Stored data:
-- Start --
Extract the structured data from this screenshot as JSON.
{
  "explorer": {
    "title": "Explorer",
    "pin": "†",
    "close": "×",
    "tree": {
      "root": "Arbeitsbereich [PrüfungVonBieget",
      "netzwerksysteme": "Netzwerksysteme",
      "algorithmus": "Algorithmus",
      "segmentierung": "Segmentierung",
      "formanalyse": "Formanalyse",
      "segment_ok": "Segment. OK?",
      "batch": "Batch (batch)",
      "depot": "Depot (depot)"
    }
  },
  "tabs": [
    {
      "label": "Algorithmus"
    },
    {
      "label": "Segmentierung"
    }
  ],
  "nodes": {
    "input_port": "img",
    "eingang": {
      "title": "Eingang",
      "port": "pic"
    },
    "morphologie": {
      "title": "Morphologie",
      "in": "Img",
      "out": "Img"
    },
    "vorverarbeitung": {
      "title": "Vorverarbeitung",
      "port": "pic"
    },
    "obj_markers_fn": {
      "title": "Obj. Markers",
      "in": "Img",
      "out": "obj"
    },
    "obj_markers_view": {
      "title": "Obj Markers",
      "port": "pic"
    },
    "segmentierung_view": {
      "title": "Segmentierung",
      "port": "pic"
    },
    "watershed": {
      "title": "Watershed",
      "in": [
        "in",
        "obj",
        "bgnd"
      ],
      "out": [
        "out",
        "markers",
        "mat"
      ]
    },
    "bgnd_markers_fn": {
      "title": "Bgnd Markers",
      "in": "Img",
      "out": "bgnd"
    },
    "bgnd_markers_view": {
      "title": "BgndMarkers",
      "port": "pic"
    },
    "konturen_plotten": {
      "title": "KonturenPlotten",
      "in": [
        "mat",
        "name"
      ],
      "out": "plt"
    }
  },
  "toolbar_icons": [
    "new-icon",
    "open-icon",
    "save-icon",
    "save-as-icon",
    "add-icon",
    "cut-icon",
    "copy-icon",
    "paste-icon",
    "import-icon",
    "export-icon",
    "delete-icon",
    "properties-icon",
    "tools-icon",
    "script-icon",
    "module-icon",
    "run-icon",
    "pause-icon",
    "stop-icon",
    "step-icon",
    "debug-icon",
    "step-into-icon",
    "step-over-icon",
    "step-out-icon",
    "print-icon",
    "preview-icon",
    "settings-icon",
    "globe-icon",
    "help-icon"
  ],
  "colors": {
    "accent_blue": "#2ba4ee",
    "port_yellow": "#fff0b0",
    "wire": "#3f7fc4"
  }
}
-- End --
Each line of the material must be restated exactly.

Extract the structured data from this screenshot as JSON.
{
  "explorer": {
    "title": "Explorer",
    "pin": "†",
    "close": "×",
    "tree": {
      "root": "Arbeitsbereich [PrüfungVonBieget",
      "netzwerksysteme": "Netzwerksysteme",
      "algorithmus": "Algorithmus",
      "segmentierung": "Segmentierung",
      "formanalyse": "Formanalyse",
      "segment_ok": "Segment. OK?",
      "batch": "Batch (batch)",
      "depot": "Depot (depot)"
    }
  },
  "tabs": [
    {
      "label": "Algorithmus"
    },
    {
      "label": "Segmentierung"
    }
  ],
  "nodes": {
    "input_port": "img",
    "eingang": {
      "title": "Eingang",
      "port": "pic"
    },
    "morphologie": {
      "title": "Morphologie",
      "in": "Img",
      "out": "Img"
    },
    "vorverarbeitung": {
      "title": "Vorverarbeitung",
      "port": "pic"
    },
    "obj_markers_fn": {
      "title": "Obj. Markers",
      "in": "Img",
      "out": "obj"
    },
    "obj_markers_view": {
      "title": "Obj Markers",
      "port": "pic"
    },
    "segmentierung_view": {
      "title": "Segmentierung",
      "port": "pic"
    },
    "watershed": {
      "title": "Watershed",
      "in": [
        "in",
        "obj",
        "bgnd"
      ],
      "out": [
        "out",
        "markers",
        "mat"
      ]
    },
    "bgnd_markers_fn": {
      "title": "Bgnd Markers",
      "in": "Img",
      "out": "bgnd"
    },
    "bgnd_markers_view": {
      "title": "BgndMarkers",
      "port": "pic"
    },
    "konturen_plotten": {
      "title": "KonturenPlotten",
      "in": [
        "mat",
        "name"
      ],
      "out": "plt"
    }
  },
  "toolbar_icons": [
    "new-icon",
    "open-icon",
    "save-icon",
    "save-as-icon",
    "add-icon",
    "cut-icon",
    "copy-icon",
    "paste-icon",
    "import-icon",
    "export-icon",
    "delete-icon",
    "properties-icon",
    "tools-icon",
    "script-icon",
    "module-icon",
    "run-icon",
    "pause-icon",
    "stop-icon",
    "step-icon",
    "debug-icon",
    "step-into-icon",
    "step-over-icon",
    "step-out-icon",
    "print-icon",
    "preview-icon",
    "settings-icon",
    "globe-icon",
    "help-icon"
  ],
  "colors": {
    "accent_blue": "#2ba4ee",
    "port_yellow": "#fff0b0",
    "wire": "#3f7fc4"
  }
}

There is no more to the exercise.